Stored records:
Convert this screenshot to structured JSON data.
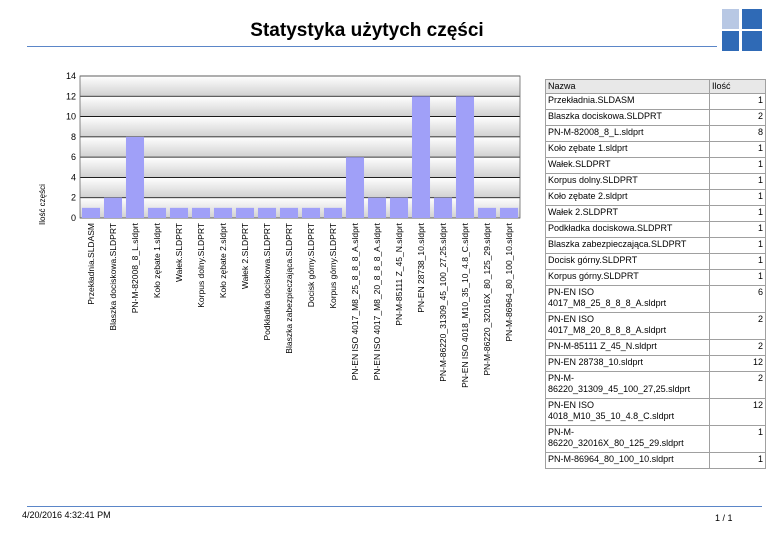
{
  "header": {
    "title": "Statystyka użytych części"
  },
  "footer": {
    "date": "4/20/2016 4:32:41 PM",
    "page": "1 / 1"
  },
  "colors": {
    "bar": "#a0a0f8",
    "accent": "#5b86c8",
    "logo_dark": "#2f6ab6",
    "logo_light": "#b8c8e4"
  },
  "table": {
    "headers": [
      "Nazwa",
      "Ilość"
    ],
    "rows": [
      [
        "Przekładnia.SLDASM",
        "1"
      ],
      [
        "Blaszka dociskowa.SLDPRT",
        "2"
      ],
      [
        "PN-M-82008_8_L.sldprt",
        "8"
      ],
      [
        "Koło zębate 1.sldprt",
        "1"
      ],
      [
        "Wałek.SLDPRT",
        "1"
      ],
      [
        "Korpus dolny.SLDPRT",
        "1"
      ],
      [
        "Koło zębate 2.sldprt",
        "1"
      ],
      [
        "Wałek 2.SLDPRT",
        "1"
      ],
      [
        "Podkładka dociskowa.SLDPRT",
        "1"
      ],
      [
        "Blaszka zabezpieczająca.SLDPRT",
        "1"
      ],
      [
        "Docisk górny.SLDPRT",
        "1"
      ],
      [
        "Korpus górny.SLDPRT",
        "1"
      ],
      [
        "PN-EN ISO 4017_M8_25_8_8_8_A.sldprt",
        "6"
      ],
      [
        "PN-EN ISO 4017_M8_20_8_8_8_A.sldprt",
        "2"
      ],
      [
        "PN-M-85111 Z_45_N.sldprt",
        "2"
      ],
      [
        "PN-EN 28738_10.sldprt",
        "12"
      ],
      [
        "PN-M-86220_31309_45_100_27,25.sldprt",
        "2"
      ],
      [
        "PN-EN ISO 4018_M10_35_10_4.8_C.sldprt",
        "12"
      ],
      [
        "PN-M-86220_32016X_80_125_29.sldprt",
        "1"
      ],
      [
        "PN-M-86964_80_100_10.sldprt",
        "1"
      ]
    ]
  },
  "chart_data": {
    "type": "bar",
    "ylabel": "Ilość części",
    "xlabel": "",
    "ylim": [
      0,
      14
    ],
    "yticks": [
      0,
      2,
      4,
      6,
      8,
      10,
      12,
      14
    ],
    "grid": true,
    "categories": [
      "Przekładnia.SLDASM",
      "Blaszka dociskowa.SLDPRT",
      "PN-M-82008_8_L.sldprt",
      "Koło zębate 1.sldprt",
      "Wałek.SLDPRT",
      "Korpus dolny.SLDPRT",
      "Koło zębate 2.sldprt",
      "Wałek 2.SLDPRT",
      "Podkładka dociskowa.SLDPRT",
      "Blaszka zabezpieczająca.SLDPRT",
      "Docisk górny.SLDPRT",
      "Korpus górny.SLDPRT",
      "PN-EN ISO 4017_M8_25_8_8_8_A.sldprt",
      "PN-EN ISO 4017_M8_20_8_8_8_A.sldprt",
      "PN-M-85111 Z_45_N.sldprt",
      "PN-EN 28738_10.sldprt",
      "PN-M-86220_31309_45_100_27,25.sldprt",
      "PN-EN ISO 4018_M10_35_10_4.8_C.sldprt",
      "PN-M-86220_32016X_80_125_29.sldprt",
      "PN-M-86964_80_100_10.sldprt"
    ],
    "values": [
      1,
      2,
      8,
      1,
      1,
      1,
      1,
      1,
      1,
      1,
      1,
      1,
      6,
      2,
      2,
      12,
      2,
      12,
      1,
      1
    ]
  }
}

Given problem: State how many lines hold the word "SLDASM". The number is the whole answer.

Output of the task: 2